[Element location listings]
|---|

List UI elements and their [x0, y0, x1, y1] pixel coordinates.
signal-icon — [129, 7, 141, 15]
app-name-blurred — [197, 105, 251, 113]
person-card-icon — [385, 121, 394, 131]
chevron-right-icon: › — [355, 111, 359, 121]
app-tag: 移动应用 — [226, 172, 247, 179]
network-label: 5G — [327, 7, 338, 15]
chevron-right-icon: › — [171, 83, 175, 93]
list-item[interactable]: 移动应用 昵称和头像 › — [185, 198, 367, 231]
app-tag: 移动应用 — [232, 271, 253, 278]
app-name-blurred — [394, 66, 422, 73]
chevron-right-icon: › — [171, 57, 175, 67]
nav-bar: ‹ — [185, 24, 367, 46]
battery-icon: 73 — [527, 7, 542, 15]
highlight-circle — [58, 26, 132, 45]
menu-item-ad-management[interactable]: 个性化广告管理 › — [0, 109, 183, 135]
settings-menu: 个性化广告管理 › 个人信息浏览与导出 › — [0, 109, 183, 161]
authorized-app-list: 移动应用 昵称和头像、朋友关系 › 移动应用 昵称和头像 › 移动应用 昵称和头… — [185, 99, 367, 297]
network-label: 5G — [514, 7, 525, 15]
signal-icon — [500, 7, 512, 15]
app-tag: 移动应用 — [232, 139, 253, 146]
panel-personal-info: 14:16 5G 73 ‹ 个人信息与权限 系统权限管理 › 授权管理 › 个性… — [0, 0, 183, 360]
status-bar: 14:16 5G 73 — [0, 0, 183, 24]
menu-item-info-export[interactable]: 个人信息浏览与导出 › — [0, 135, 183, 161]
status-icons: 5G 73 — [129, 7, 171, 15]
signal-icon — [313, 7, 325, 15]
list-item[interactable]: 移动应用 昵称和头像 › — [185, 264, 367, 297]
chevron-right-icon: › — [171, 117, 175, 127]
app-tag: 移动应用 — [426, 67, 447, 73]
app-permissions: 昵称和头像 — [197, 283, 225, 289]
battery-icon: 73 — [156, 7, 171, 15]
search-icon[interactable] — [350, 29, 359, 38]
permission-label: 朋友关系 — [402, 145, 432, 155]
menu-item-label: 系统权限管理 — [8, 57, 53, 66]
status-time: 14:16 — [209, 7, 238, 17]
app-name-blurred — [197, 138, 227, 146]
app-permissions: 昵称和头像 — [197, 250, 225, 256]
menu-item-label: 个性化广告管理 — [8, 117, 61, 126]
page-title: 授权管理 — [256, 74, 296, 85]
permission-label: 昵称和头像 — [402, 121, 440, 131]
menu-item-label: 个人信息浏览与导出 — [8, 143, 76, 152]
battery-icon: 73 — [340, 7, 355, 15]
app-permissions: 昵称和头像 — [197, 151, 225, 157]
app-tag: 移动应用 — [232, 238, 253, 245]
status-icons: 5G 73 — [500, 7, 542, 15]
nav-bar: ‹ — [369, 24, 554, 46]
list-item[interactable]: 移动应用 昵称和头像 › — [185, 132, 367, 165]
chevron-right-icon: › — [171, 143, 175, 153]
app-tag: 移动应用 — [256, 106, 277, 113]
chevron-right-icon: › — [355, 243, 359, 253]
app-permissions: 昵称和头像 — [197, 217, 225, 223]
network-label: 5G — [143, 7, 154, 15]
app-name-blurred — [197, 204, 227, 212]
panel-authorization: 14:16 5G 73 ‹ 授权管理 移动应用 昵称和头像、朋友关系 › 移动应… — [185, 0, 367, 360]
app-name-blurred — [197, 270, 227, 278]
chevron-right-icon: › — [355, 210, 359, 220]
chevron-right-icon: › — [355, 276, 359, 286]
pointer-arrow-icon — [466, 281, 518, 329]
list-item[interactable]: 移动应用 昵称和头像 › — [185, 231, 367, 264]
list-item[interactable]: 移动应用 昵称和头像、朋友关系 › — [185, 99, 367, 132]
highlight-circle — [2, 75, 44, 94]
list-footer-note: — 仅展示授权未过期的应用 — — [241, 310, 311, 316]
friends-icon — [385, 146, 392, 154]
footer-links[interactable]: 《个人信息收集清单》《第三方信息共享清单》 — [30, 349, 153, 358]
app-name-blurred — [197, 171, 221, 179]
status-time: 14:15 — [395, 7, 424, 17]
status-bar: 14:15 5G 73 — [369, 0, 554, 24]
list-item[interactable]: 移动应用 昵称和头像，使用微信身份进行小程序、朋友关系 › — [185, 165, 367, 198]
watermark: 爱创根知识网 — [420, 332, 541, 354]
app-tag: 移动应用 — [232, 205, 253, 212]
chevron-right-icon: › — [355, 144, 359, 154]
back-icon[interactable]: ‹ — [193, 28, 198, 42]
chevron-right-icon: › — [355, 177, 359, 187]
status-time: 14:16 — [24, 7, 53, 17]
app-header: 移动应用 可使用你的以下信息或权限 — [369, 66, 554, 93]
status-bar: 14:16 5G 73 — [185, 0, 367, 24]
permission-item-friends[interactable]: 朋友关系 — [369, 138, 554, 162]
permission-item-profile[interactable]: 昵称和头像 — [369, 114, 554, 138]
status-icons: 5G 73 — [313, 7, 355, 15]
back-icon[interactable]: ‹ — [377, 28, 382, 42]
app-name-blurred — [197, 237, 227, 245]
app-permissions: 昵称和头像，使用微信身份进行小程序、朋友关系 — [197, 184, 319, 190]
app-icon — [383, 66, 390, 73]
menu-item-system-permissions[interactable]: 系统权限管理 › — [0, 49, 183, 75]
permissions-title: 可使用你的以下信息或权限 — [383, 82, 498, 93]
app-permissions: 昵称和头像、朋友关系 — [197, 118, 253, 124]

|---|

PROBLEM: Please return every line of the material above without any change.

WRITTEN REPLY:
List UI elements and their [x0, y0, x1, y1] pixel coordinates.
signal-icon — [129, 7, 141, 15]
app-name-blurred — [197, 105, 251, 113]
person-card-icon — [385, 121, 394, 131]
chevron-right-icon: › — [355, 111, 359, 121]
app-tag: 移动应用 — [226, 172, 247, 179]
network-label: 5G — [327, 7, 338, 15]
chevron-right-icon: › — [171, 83, 175, 93]
list-item[interactable]: 移动应用 昵称和头像 › — [185, 198, 367, 231]
app-tag: 移动应用 — [232, 271, 253, 278]
app-name-blurred — [394, 66, 422, 73]
chevron-right-icon: › — [171, 57, 175, 67]
nav-bar: ‹ — [185, 24, 367, 46]
battery-icon: 73 — [527, 7, 542, 15]
highlight-circle — [58, 26, 132, 45]
menu-item-ad-management[interactable]: 个性化广告管理 › — [0, 109, 183, 135]
settings-menu: 个性化广告管理 › 个人信息浏览与导出 › — [0, 109, 183, 161]
authorized-app-list: 移动应用 昵称和头像、朋友关系 › 移动应用 昵称和头像 › 移动应用 昵称和头… — [185, 99, 367, 297]
network-label: 5G — [514, 7, 525, 15]
signal-icon — [500, 7, 512, 15]
app-tag: 移动应用 — [232, 139, 253, 146]
panel-personal-info: 14:16 5G 73 ‹ 个人信息与权限 系统权限管理 › 授权管理 › 个性… — [0, 0, 183, 360]
status-bar: 14:16 5G 73 — [0, 0, 183, 24]
menu-item-info-export[interactable]: 个人信息浏览与导出 › — [0, 135, 183, 161]
status-icons: 5G 73 — [129, 7, 171, 15]
signal-icon — [313, 7, 325, 15]
list-item[interactable]: 移动应用 昵称和头像 › — [185, 264, 367, 297]
chevron-right-icon: › — [171, 117, 175, 127]
app-tag: 移动应用 — [426, 67, 447, 73]
app-permissions: 昵称和头像 — [197, 283, 225, 289]
battery-icon: 73 — [156, 7, 171, 15]
search-icon[interactable] — [350, 29, 359, 38]
permission-label: 朋友关系 — [402, 145, 432, 155]
menu-item-label: 系统权限管理 — [8, 57, 53, 66]
status-time: 14:16 — [209, 7, 238, 17]
app-name-blurred — [197, 138, 227, 146]
app-permissions: 昵称和头像 — [197, 250, 225, 256]
menu-item-label: 个性化广告管理 — [8, 117, 61, 126]
page-title: 授权管理 — [256, 74, 296, 85]
permission-label: 昵称和头像 — [402, 121, 440, 131]
menu-item-label: 个人信息浏览与导出 — [8, 143, 76, 152]
battery-icon: 73 — [340, 7, 355, 15]
app-permissions: 昵称和头像 — [197, 151, 225, 157]
app-tag: 移动应用 — [232, 238, 253, 245]
status-icons: 5G 73 — [500, 7, 542, 15]
nav-bar: ‹ — [369, 24, 554, 46]
list-item[interactable]: 移动应用 昵称和头像 › — [185, 132, 367, 165]
chevron-right-icon: › — [171, 143, 175, 153]
app-tag: 移动应用 — [256, 106, 277, 113]
chevron-right-icon: › — [355, 243, 359, 253]
app-permissions: 昵称和头像 — [197, 217, 225, 223]
network-label: 5G — [143, 7, 154, 15]
app-name-blurred — [197, 204, 227, 212]
panel-authorization: 14:16 5G 73 ‹ 授权管理 移动应用 昵称和头像、朋友关系 › 移动应… — [185, 0, 367, 360]
app-name-blurred — [197, 270, 227, 278]
chevron-right-icon: › — [355, 210, 359, 220]
chevron-right-icon: › — [355, 276, 359, 286]
pointer-arrow-icon — [466, 281, 518, 329]
list-item[interactable]: 移动应用 昵称和头像 › — [185, 231, 367, 264]
list-item[interactable]: 移动应用 昵称和头像、朋友关系 › — [185, 99, 367, 132]
highlight-circle — [2, 75, 44, 94]
list-footer-note: — 仅展示授权未过期的应用 — — [241, 310, 311, 316]
friends-icon — [385, 146, 392, 154]
footer-links[interactable]: 《个人信息收集清单》《第三方信息共享清单》 — [30, 349, 153, 358]
app-name-blurred — [197, 171, 221, 179]
status-time: 14:15 — [395, 7, 424, 17]
status-bar: 14:15 5G 73 — [369, 0, 554, 24]
list-item[interactable]: 移动应用 昵称和头像，使用微信身份进行小程序、朋友关系 › — [185, 165, 367, 198]
watermark: 爱创根知识网 — [420, 332, 541, 354]
app-tag: 移动应用 — [232, 205, 253, 212]
chevron-right-icon: › — [355, 144, 359, 154]
back-icon[interactable]: ‹ — [193, 28, 198, 42]
chevron-right-icon: › — [355, 177, 359, 187]
status-time: 14:16 — [24, 7, 53, 17]
app-header: 移动应用 可使用你的以下信息或权限 — [369, 66, 554, 93]
status-bar: 14:16 5G 73 — [185, 0, 367, 24]
permission-item-friends[interactable]: 朋友关系 — [369, 138, 554, 162]
permission-item-profile[interactable]: 昵称和头像 — [369, 114, 554, 138]
status-icons: 5G 73 — [313, 7, 355, 15]
back-icon[interactable]: ‹ — [377, 28, 382, 42]
app-name-blurred — [197, 237, 227, 245]
app-permissions: 昵称和头像，使用微信身份进行小程序、朋友关系 — [197, 184, 319, 190]
app-icon — [383, 66, 390, 73]
menu-item-system-permissions[interactable]: 系统权限管理 › — [0, 49, 183, 75]
permissions-title: 可使用你的以下信息或权限 — [383, 82, 498, 93]
app-permissions: 昵称和头像、朋友关系 — [197, 118, 253, 124]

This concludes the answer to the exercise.